[Provided passage]
SESCORE2: Learning Text Generation Evaluation via Synthesizing Realistic Mistakes
This addresses the need for scalable and language-agnostic evaluation metrics in text generation, offering a practical solution for researchers and practitioners, though it is incremental as it builds on prior self-supervised methods.
The paper tackles the problem of training a general metric for evaluating text generation quality without human annotations by proposing SESCORE2, a self-supervised approach that synthesizes realistic mistakes from corpus data, resulting in outperforming unsupervised and even some supervised metrics across multiple tasks and languages with a Kendall improvement of 0.078.

[Set exercise A] Would you set down, word for word, the rows from the start of the rows through the line containing "pct-label-myanmar: 7% bbox=[619, 473, 680, 514]", with both ends included?
[Set exercise B] Can you take the summary of the SESCORE2 evaluation metric further from where it stops?

[Information supplied]

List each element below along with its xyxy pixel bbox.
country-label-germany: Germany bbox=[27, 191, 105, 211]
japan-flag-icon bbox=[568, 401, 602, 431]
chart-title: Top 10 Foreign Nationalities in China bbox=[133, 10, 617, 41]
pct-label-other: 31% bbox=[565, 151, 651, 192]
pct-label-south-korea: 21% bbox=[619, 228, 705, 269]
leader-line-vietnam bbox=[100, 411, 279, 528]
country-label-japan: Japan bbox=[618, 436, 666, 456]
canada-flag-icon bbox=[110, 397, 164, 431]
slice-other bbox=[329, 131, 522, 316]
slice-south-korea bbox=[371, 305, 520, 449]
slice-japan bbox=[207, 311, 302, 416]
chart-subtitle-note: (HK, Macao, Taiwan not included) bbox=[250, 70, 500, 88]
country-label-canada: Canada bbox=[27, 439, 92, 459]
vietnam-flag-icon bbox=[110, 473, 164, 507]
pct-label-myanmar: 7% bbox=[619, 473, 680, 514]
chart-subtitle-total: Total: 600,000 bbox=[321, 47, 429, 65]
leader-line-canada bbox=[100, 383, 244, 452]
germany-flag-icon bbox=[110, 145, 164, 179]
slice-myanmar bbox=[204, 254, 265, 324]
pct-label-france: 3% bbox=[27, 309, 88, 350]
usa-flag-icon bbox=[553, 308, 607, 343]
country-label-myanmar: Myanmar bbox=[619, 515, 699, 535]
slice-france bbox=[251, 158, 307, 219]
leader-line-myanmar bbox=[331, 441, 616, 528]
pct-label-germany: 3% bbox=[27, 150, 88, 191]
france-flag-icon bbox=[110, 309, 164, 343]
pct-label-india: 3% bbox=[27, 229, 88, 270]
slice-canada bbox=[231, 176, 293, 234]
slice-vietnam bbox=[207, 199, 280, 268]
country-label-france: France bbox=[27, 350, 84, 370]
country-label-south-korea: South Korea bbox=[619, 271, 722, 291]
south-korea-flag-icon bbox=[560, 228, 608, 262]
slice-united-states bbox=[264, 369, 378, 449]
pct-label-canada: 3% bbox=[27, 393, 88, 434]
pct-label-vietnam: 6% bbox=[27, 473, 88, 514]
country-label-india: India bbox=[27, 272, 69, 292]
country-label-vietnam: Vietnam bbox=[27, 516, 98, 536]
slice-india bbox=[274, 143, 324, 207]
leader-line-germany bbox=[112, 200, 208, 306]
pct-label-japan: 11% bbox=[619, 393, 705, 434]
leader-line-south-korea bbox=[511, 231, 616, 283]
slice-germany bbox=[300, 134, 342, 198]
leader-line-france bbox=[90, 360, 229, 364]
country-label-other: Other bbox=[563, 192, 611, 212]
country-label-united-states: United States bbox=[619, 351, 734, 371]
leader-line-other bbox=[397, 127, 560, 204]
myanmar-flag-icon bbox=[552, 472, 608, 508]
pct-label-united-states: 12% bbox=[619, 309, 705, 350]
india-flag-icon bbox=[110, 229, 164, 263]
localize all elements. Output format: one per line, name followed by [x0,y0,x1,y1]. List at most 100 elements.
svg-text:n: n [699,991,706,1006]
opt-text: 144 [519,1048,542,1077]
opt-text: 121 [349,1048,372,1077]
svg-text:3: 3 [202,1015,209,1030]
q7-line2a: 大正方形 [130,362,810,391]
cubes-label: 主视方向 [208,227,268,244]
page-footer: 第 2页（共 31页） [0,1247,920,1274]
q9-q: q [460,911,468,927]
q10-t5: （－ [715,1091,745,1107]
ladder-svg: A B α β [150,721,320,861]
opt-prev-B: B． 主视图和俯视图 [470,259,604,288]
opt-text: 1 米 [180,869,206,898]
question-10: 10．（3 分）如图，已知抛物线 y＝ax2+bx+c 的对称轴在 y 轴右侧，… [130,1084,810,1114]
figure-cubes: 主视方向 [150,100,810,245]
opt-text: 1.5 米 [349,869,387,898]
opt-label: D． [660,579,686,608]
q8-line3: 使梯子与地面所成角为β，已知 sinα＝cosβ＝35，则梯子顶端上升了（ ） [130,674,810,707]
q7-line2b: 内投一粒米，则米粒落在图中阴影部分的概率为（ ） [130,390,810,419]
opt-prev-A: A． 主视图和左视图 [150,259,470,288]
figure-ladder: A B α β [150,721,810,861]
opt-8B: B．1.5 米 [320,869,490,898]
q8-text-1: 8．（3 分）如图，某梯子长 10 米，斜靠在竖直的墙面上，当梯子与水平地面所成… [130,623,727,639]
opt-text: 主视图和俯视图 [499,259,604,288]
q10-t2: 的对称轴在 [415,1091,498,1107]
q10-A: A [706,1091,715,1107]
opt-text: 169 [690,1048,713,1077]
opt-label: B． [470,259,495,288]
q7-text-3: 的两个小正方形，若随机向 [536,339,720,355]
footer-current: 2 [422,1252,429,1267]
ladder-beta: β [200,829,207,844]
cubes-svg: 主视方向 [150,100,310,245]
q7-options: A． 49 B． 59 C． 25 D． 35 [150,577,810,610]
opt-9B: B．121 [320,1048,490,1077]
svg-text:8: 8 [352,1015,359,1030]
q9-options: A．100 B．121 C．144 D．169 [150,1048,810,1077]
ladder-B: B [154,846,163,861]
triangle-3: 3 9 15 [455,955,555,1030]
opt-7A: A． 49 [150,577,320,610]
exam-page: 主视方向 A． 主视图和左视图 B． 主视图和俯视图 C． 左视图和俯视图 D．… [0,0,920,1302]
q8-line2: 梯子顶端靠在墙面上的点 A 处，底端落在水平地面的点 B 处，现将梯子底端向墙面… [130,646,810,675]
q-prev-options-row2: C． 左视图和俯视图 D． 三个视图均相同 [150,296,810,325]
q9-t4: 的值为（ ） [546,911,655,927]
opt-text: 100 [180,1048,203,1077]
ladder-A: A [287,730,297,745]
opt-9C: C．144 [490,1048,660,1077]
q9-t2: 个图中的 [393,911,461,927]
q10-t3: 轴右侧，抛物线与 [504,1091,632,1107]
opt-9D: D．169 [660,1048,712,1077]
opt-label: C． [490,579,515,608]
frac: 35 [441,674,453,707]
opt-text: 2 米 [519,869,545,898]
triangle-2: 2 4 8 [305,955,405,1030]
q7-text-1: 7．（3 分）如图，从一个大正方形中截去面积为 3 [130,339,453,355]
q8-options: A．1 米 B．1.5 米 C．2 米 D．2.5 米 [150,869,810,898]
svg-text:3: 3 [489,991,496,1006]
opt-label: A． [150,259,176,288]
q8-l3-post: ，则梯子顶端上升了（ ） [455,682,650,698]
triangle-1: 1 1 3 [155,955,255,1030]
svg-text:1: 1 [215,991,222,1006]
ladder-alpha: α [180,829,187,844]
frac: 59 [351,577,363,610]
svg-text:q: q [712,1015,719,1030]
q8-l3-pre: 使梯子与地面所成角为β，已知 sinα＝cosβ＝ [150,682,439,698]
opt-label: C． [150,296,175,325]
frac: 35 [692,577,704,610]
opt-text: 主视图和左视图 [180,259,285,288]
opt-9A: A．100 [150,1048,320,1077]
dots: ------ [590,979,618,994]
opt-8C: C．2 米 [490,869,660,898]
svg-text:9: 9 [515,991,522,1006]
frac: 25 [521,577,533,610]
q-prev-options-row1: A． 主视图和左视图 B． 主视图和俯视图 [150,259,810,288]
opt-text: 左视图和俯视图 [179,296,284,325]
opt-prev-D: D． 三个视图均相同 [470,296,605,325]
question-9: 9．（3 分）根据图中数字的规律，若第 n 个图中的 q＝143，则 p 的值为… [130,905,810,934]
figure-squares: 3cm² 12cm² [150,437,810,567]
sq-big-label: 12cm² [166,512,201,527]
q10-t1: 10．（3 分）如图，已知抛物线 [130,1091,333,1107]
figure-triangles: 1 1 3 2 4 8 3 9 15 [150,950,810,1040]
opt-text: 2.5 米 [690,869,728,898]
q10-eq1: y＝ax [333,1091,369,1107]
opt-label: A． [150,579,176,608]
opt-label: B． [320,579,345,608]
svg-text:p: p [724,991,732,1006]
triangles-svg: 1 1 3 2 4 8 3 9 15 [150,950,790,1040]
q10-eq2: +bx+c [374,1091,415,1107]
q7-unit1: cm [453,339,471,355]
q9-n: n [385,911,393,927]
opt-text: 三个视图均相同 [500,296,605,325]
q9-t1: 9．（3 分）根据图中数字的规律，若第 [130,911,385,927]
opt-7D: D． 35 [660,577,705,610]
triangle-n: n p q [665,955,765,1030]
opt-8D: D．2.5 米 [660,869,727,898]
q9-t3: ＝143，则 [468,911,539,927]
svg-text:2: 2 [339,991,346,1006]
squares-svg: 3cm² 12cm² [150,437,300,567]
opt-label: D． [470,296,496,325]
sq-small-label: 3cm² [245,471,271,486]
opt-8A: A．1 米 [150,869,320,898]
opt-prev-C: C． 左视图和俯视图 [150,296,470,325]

[Task output A]
List each element below along with its xyxy pixel bbox.
country-label-germany: Germany bbox=[27, 191, 105, 211]
japan-flag-icon bbox=[568, 401, 602, 431]
chart-title: Top 10 Foreign Nationalities in China bbox=[133, 10, 617, 41]
pct-label-other: 31% bbox=[565, 151, 651, 192]
pct-label-south-korea: 21% bbox=[619, 228, 705, 269]
leader-line-vietnam bbox=[100, 411, 279, 528]
country-label-japan: Japan bbox=[618, 436, 666, 456]
canada-flag-icon bbox=[110, 397, 164, 431]
slice-other bbox=[329, 131, 522, 316]
slice-south-korea bbox=[371, 305, 520, 449]
slice-japan bbox=[207, 311, 302, 416]
chart-subtitle-note: (HK, Macao, Taiwan not included) bbox=[250, 70, 500, 88]
country-label-canada: Canada bbox=[27, 439, 92, 459]
vietnam-flag-icon bbox=[110, 473, 164, 507]
pct-label-myanmar: 7% bbox=[619, 473, 680, 514]

[Task output B]
Is it possible to train a general metric for evaluating text generation quality without human annotated ratings? Existing learned metrics either perform unsatisfactorily across text generation tasks or require human ratings for training on specific tasks. In this paper, we propose SESCORE2, a self-supervised approach for training a model-based metric for text generation evaluation. The key concept is to synthesize realistic model mistakes by perturbing sentences retrieved from a corpus. The primary advantage of the SESCORE2 is its ease of extension to many other languages while providing reliable severity estimation. We evaluate SESCORE2 and previous methods on four text generation tasks across three languages. SESCORE2 outperforms unsupervised metric PRISM on four text generation evaluation benchmarks, with a Kendall improvement of 0.078. Surprisingly, SESCORE2 even outperforms the supervised BLEURT and COMET on multiple text generation tasks. The code and data are available at https://github.com/xu1998hz/SEScore2.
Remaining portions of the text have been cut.